== WORK TO BE COMPLETED ==
Return the count of lines that mention "passwords", with no other words.

== Items from a dataset ==
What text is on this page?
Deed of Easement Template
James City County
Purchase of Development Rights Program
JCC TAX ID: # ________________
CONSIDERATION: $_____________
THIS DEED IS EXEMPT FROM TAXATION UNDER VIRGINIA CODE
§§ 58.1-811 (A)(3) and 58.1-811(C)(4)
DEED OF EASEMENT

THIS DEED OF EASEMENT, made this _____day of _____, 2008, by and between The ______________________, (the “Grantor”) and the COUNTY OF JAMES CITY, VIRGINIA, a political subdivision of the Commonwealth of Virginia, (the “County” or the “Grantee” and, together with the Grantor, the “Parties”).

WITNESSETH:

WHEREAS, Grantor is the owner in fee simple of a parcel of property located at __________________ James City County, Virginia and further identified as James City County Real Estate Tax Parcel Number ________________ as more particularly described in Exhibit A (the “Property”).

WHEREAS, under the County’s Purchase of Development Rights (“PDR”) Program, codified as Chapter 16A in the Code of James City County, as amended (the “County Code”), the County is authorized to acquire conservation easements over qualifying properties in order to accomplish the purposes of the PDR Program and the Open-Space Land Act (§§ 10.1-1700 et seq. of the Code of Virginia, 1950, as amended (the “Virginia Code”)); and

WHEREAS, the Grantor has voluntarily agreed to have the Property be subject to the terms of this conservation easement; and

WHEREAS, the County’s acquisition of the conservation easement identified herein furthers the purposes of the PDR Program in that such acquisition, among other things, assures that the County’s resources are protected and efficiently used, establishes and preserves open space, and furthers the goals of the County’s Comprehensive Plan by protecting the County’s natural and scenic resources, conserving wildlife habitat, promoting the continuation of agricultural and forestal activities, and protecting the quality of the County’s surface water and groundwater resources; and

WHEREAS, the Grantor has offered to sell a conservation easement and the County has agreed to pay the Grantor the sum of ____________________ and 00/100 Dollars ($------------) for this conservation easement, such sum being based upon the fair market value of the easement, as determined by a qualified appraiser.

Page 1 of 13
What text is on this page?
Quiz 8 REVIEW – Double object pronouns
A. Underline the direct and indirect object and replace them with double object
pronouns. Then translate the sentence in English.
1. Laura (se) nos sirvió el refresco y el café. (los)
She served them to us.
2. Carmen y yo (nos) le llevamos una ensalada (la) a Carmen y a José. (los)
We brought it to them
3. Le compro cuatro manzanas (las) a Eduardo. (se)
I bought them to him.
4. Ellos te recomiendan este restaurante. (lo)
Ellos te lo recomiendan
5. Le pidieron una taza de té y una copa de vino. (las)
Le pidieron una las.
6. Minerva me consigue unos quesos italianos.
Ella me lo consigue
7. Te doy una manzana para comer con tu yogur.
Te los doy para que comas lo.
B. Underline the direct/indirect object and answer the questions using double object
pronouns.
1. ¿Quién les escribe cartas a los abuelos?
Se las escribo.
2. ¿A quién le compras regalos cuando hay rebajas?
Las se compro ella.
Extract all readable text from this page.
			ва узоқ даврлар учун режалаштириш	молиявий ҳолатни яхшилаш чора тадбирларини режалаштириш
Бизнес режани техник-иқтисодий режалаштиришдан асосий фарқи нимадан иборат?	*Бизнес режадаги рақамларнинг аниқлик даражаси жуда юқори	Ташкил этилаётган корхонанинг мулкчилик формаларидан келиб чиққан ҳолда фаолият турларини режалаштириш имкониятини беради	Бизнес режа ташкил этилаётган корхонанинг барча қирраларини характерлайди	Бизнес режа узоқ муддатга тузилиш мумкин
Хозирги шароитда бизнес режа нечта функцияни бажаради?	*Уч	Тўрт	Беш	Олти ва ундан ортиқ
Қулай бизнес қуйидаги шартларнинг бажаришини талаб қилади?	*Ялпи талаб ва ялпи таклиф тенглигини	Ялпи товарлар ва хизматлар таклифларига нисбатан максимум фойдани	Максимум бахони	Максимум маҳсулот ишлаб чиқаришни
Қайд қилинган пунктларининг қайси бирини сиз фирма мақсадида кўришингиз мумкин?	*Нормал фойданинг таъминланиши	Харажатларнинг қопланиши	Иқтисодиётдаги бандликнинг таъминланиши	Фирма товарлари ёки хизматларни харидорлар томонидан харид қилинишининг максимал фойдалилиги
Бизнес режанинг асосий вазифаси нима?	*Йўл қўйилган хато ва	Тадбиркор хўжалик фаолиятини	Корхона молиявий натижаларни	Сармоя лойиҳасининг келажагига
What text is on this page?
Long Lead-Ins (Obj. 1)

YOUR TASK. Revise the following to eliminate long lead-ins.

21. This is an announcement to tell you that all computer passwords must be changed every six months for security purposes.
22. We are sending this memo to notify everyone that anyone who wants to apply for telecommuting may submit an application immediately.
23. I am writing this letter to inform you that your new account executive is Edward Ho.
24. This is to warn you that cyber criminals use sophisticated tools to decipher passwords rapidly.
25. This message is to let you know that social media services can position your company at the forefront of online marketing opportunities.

== RESULT BELOW ==
2